[DIRECTIONS FOR THIS TASK]
Reprint the lines below as they are, minus the pictures.

[SUPPLIED MATERIAL]
*****
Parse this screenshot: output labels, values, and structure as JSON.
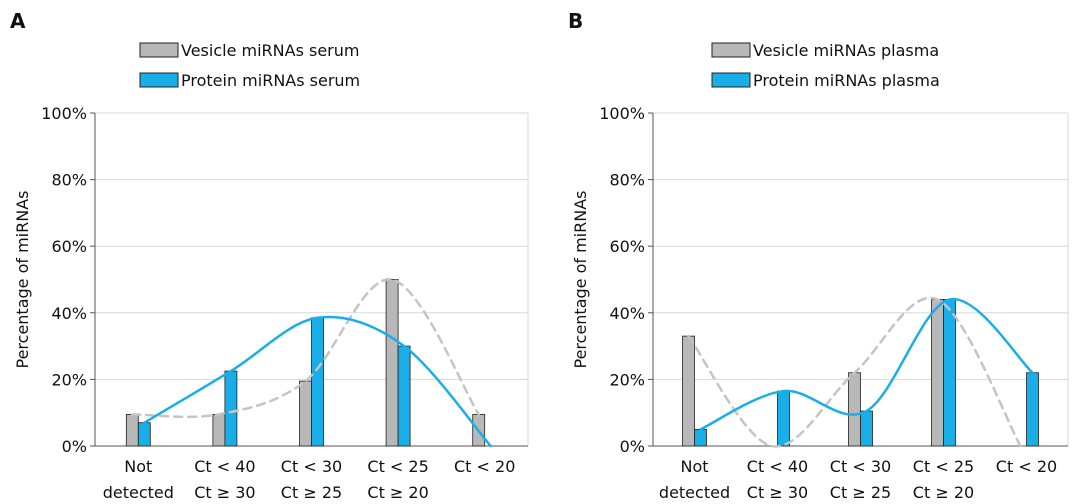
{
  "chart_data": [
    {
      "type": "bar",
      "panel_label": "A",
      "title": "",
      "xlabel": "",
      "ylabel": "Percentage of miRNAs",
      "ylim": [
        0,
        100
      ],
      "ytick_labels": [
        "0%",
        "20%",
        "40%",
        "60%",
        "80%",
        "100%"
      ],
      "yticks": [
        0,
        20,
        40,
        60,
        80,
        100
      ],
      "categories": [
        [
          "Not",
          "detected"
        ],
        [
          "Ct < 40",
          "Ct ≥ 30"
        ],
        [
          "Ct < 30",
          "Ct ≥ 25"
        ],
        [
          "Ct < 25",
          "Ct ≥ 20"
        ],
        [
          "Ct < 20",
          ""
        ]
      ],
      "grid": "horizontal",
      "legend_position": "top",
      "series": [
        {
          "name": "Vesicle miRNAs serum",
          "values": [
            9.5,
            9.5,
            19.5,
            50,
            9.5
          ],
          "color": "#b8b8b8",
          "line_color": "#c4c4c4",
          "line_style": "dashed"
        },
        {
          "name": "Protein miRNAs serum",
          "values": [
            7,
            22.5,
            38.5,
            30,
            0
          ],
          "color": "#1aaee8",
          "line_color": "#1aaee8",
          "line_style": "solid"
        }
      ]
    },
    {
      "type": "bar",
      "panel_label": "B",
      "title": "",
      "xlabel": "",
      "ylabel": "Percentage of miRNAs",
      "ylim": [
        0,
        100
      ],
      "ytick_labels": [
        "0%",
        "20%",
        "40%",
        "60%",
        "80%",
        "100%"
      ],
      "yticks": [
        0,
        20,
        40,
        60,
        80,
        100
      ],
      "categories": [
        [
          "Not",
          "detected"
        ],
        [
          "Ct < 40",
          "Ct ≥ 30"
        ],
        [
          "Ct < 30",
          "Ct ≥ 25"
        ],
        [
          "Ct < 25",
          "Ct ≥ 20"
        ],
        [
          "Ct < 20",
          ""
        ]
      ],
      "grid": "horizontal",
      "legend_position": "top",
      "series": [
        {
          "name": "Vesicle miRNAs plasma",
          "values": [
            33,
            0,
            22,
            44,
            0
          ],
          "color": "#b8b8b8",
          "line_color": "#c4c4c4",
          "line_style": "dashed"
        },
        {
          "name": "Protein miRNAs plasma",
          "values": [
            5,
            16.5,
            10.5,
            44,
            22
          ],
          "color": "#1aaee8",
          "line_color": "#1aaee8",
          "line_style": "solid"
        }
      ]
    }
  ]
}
*****
[TASK RESPONSE]
Parse this screenshot: output labels, values, and structure as JSON.
{
  "chart_data": [
    {
      "type": "bar",
      "panel_label": "A",
      "title": "",
      "xlabel": "",
      "ylabel": "Percentage of miRNAs",
      "ylim": [
        0,
        100
      ],
      "ytick_labels": [
        "0%",
        "20%",
        "40%",
        "60%",
        "80%",
        "100%"
      ],
      "yticks": [
        0,
        20,
        40,
        60,
        80,
        100
      ],
      "categories": [
        [
          "Not",
          "detected"
        ],
        [
          "Ct < 40",
          "Ct ≥ 30"
        ],
        [
          "Ct < 30",
          "Ct ≥ 25"
        ],
        [
          "Ct < 25",
          "Ct ≥ 20"
        ],
        [
          "Ct < 20",
          ""
        ]
      ],
      "grid": "horizontal",
      "legend_position": "top",
      "series": [
        {
          "name": "Vesicle miRNAs serum",
          "values": [
            9.5,
            9.5,
            19.5,
            50,
            9.5
          ],
          "color": "#b8b8b8",
          "line_color": "#c4c4c4",
          "line_style": "dashed"
        },
        {
          "name": "Protein miRNAs serum",
          "values": [
            7,
            22.5,
            38.5,
            30,
            0
          ],
          "color": "#1aaee8",
          "line_color": "#1aaee8",
          "line_style": "solid"
        }
      ]
    },
    {
      "type": "bar",
      "panel_label": "B",
      "title": "",
      "xlabel": "",
      "ylabel": "Percentage of miRNAs",
      "ylim": [
        0,
        100
      ],
      "ytick_labels": [
        "0%",
        "20%",
        "40%",
        "60%",
        "80%",
        "100%"
      ],
      "yticks": [
        0,
        20,
        40,
        60,
        80,
        100
      ],
      "categories": [
        [
          "Not",
          "detected"
        ],
        [
          "Ct < 40",
          "Ct ≥ 30"
        ],
        [
          "Ct < 30",
          "Ct ≥ 25"
        ],
        [
          "Ct < 25",
          "Ct ≥ 20"
        ],
        [
          "Ct < 20",
          ""
        ]
      ],
      "grid": "horizontal",
      "legend_position": "top",
      "series": [
        {
          "name": "Vesicle miRNAs plasma",
          "values": [
            33,
            0,
            22,
            44,
            0
          ],
          "color": "#b8b8b8",
          "line_color": "#c4c4c4",
          "line_style": "dashed"
        },
        {
          "name": "Protein miRNAs plasma",
          "values": [
            5,
            16.5,
            10.5,
            44,
            22
          ],
          "color": "#1aaee8",
          "line_color": "#1aaee8",
          "line_style": "solid"
        }
      ]
    }
  ]
}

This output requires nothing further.